> **Dataset records**:
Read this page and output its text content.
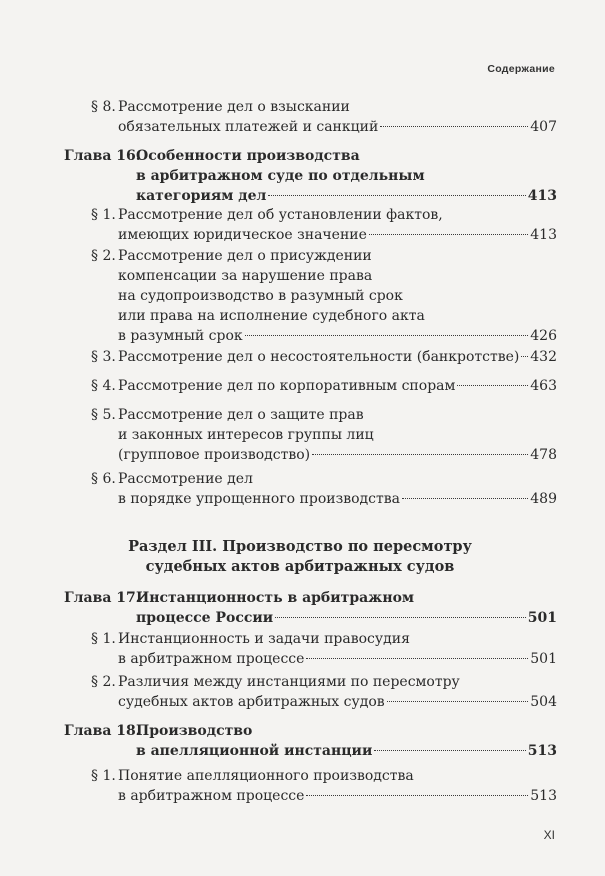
Содержание
§ 8. Рассмотрение дел о взыскании
обязательных платежей и санкций	407
Глава 16.
Особенности производства
в арбитражном суде по отдельным
категориям дел	413
§ 1. Рассмотрение дел об установлении фактов,
имеющих юридическое значение	413
§ 2. Рассмотрение дел о присуждении
компенсации за нарушение права
на судопроизводство в разумный срок
или права на исполнение судебного акта
в разумный срок	426
§ 3. Рассмотрение дел о несостоятельности (банкротстве) 432
§ 4. Рассмотрение дел по корпоративным спорам	463
§ 5. Рассмотрение дел о защите прав
и законных интересов группы лиц
(групповое производство)	478
§ 6. Рассмотрение дел
в порядке упрощенного производства	489
Раздел III. Производство по пересмотру
судебных актов арбитражных судов
Глава 17.
Инстанционность в арбитражном
процессе России	501
§ 1. Инстанционность и задачи правосудия
в арбитражном процессе	501
§ 2. Различия между инстанциями по пересмотру
судебных актов арбитражных судов	504
Глава 18.
Производство
в апелляционной инстанции	513
§ 1. Понятие апелляционного производства
в арбитражном процессе	513
XI
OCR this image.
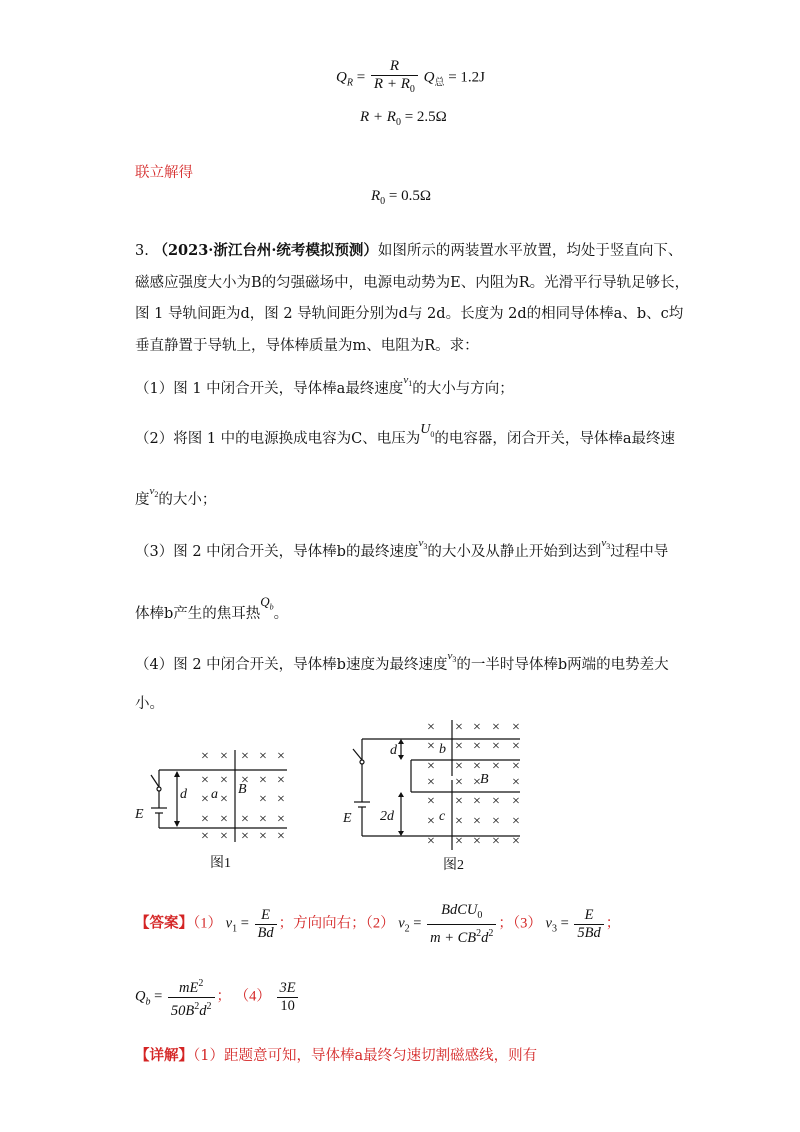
$Q_R = \frac{R}{R + R_0} Q_总 = 1.2J$
$R + R_0 = 2.5\Omega$
联立解得
$R_0 = 0.5\Omega$
3. （2023·浙江台州·统考模拟预测）如图所示的两装置水平放置，均处于竖直向下、
磁感应强度大小为B的匀强磁场中，电源电动势为E、内阻为R。光滑平行导轨足够长，
图 1 导轨间距为d，图 2 导轨间距分别为d与 2d。长度为 2d的相同导体棒a、b、c均
垂直静置于导轨上，导体棒质量为m、电阻为R。求：
（1）图 1 中闭合开关，导体棒a最终速度$v_1$的大小与方向；
（2）将图 1 中的电源换成电容为C、电压为$U_0$的电容器，闭合开关，导体棒a最终速
度$v_2$的大小；
（3）图 2 中闭合开关，导体棒b的最终速度$v_3$的大小及从静止开始到达到$v_3$过程中导
体棒b产生的焦耳热$Q_b$。
（4）图 2 中闭合开关，导体棒b速度为最终速度$v_3$的一半时导体棒b两端的电势差大
小。
× × × × ×
× × × × ×
× × × ×
× × × × ×
× × × × ×
E
d a B
图1
× × × × ×
× × × × ×
× × × × ×
× × × ×
× × × × ×
× × × × ×
× × × × ×
E
d
2d
b
c
B
图2
【答案】（1） $v_1 = \frac{E}{Bd}$ ；方向向右；（2） $v_2 = \frac{BdCU_0}{m + CB^2d^2}$ ；（3） $v_3 = \frac{E}{5Bd}$ ；
$Q_b = \frac{mE^2}{50B^2d^2}$ ； $(4) \frac{3E}{10}$
【详解】（1）距题意可知，导体棒a最终匀速切割磁感线，则有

> **Task instructions**: Each entry should be repeated exactly as it appears; the pictures stay out.

> **Solution**:
Read this page and output its text content.
Содержание
§ 8. Рассмотрение дел о взыскании
обязательных платежей и санкций	407
Глава 16.
Особенности производства
в арбитражном суде по отдельным
категориям дел	413
§ 1. Рассмотрение дел об установлении фактов,
имеющих юридическое значение	413
§ 2. Рассмотрение дел о присуждении
компенсации за нарушение права
на судопроизводство в разумный срок
или права на исполнение судебного акта
в разумный срок	426
§ 3. Рассмотрение дел о несостоятельности (банкротстве) 432
§ 4. Рассмотрение дел по корпоративным спорам	463
§ 5. Рассмотрение дел о защите прав
и законных интересов группы лиц
(групповое производство)	478
§ 6. Рассмотрение дел
в порядке упрощенного производства	489
Раздел III. Производство по пересмотру
судебных актов арбитражных судов
Глава 17.
Инстанционность в арбитражном
процессе России	501
§ 1. Инстанционность и задачи правосудия
в арбитражном процессе	501
§ 2. Различия между инстанциями по пересмотру
судебных актов арбитражных судов	504
Глава 18.
Производство
в апелляционной инстанции	513
§ 1. Понятие апелляционного производства
в арбитражном процессе	513
XI
OCR this image.
$Q_R = \frac{R}{R + R_0} Q_总 = 1.2J$
$R + R_0 = 2.5\Omega$
联立解得
$R_0 = 0.5\Omega$
3. （2023·浙江台州·统考模拟预测）如图所示的两装置水平放置，均处于竖直向下、
磁感应强度大小为B的匀强磁场中，电源电动势为E、内阻为R。光滑平行导轨足够长，
图 1 导轨间距为d，图 2 导轨间距分别为d与 2d。长度为 2d的相同导体棒a、b、c均
垂直静置于导轨上，导体棒质量为m、电阻为R。求：
（1）图 1 中闭合开关，导体棒a最终速度$v_1$的大小与方向；
（2）将图 1 中的电源换成电容为C、电压为$U_0$的电容器，闭合开关，导体棒a最终速
度$v_2$的大小；
（3）图 2 中闭合开关，导体棒b的最终速度$v_3$的大小及从静止开始到达到$v_3$过程中导
体棒b产生的焦耳热$Q_b$。
（4）图 2 中闭合开关，导体棒b速度为最终速度$v_3$的一半时导体棒b两端的电势差大
小。
× × × × ×
× × × × ×
× × × ×
× × × × ×
× × × × ×
E
d a B
图1
× × × × ×
× × × × ×
× × × × ×
× × × ×
× × × × ×
× × × × ×
× × × × ×
E
d
2d
b
c
B
图2
【答案】（1） $v_1 = \frac{E}{Bd}$ ；方向向右；（2） $v_2 = \frac{BdCU_0}{m + CB^2d^2}$ ；（3） $v_3 = \frac{E}{5Bd}$ ；
$Q_b = \frac{mE^2}{50B^2d^2}$ ； $(4) \frac{3E}{10}$
【详解】（1）距题意可知，导体棒a最终匀速切割磁感线，则有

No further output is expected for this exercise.